INPUT MATERIAL:
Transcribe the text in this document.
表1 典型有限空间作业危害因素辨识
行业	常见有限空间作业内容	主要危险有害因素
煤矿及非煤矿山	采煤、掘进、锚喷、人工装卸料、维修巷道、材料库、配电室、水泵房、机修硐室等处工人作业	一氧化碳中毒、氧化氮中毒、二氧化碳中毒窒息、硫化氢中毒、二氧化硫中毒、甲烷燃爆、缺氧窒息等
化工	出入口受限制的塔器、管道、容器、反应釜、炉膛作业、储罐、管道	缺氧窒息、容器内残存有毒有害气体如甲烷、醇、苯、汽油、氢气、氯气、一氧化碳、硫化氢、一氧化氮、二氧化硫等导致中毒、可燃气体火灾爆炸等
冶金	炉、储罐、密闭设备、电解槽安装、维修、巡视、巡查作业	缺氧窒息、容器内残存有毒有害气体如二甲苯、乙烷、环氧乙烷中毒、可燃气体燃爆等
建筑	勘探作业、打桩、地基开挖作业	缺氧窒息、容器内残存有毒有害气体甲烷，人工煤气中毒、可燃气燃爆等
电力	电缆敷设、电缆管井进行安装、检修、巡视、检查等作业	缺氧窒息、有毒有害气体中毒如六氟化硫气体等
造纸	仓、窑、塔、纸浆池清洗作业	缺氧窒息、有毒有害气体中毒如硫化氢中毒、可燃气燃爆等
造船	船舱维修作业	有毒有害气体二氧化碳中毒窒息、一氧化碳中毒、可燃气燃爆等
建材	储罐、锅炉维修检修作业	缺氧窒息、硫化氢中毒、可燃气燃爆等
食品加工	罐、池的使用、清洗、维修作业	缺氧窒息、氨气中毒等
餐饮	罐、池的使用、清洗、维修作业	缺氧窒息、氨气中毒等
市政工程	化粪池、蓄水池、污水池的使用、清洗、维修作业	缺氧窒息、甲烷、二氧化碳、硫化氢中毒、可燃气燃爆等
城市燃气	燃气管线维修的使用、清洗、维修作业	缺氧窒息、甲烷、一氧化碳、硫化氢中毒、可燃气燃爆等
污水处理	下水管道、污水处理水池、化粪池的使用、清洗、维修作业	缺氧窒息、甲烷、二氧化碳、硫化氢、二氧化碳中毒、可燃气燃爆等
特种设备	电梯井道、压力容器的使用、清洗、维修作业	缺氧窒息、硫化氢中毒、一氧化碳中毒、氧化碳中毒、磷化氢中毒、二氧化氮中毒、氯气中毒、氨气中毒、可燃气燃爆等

JOB: The records above are to be repeated exactly, in their entirety.

RESPONSE BELOW:
Transcribe the text in this document.
表1 典型有限空间作业危害因素辨识
行业	常见有限空间作业内容	主要危险有害因素
煤矿及非煤矿山	采煤、掘进、锚喷、人工装卸料、维修巷道、材料库、配电室、水泵房、机修硐室等处工人作业	一氧化碳中毒、氧化氮中毒、二氧化碳中毒窒息、硫化氢中毒、二氧化硫中毒、甲烷燃爆、缺氧窒息等
化工	出入口受限制的塔器、管道、容器、反应釜、炉膛作业、储罐、管道	缺氧窒息、容器内残存有毒有害气体如甲烷、醇、苯、汽油、氢气、氯气、一氧化碳、硫化氢、一氧化氮、二氧化硫等导致中毒、可燃气体火灾爆炸等
冶金	炉、储罐、密闭设备、电解槽安装、维修、巡视、巡查作业	缺氧窒息、容器内残存有毒有害气体如二甲苯、乙烷、环氧乙烷中毒、可燃气体燃爆等
建筑	勘探作业、打桩、地基开挖作业	缺氧窒息、容器内残存有毒有害气体甲烷，人工煤气中毒、可燃气燃爆等
电力	电缆敷设、电缆管井进行安装、检修、巡视、检查等作业	缺氧窒息、有毒有害气体中毒如六氟化硫气体等
造纸	仓、窑、塔、纸浆池清洗作业	缺氧窒息、有毒有害气体中毒如硫化氢中毒、可燃气燃爆等
造船	船舱维修作业	有毒有害气体二氧化碳中毒窒息、一氧化碳中毒、可燃气燃爆等
建材	储罐、锅炉维修检修作业	缺氧窒息、硫化氢中毒、可燃气燃爆等
食品加工	罐、池的使用、清洗、维修作业	缺氧窒息、氨气中毒等
餐饮	罐、池的使用、清洗、维修作业	缺氧窒息、氨气中毒等
市政工程	化粪池、蓄水池、污水池的使用、清洗、维修作业	缺氧窒息、甲烷、二氧化碳、硫化氢中毒、可燃气燃爆等
城市燃气	燃气管线维修的使用、清洗、维修作业	缺氧窒息、甲烷、一氧化碳、硫化氢中毒、可燃气燃爆等
污水处理	下水管道、污水处理水池、化粪池的使用、清洗、维修作业	缺氧窒息、甲烷、二氧化碳、硫化氢、二氧化碳中毒、可燃气燃爆等
特种设备	电梯井道、压力容器的使用、清洗、维修作业	缺氧窒息、硫化氢中毒、一氧化碳中毒、氧化碳中毒、磷化氢中毒、二氧化氮中毒、氯气中毒、氨气中毒、可燃气燃爆等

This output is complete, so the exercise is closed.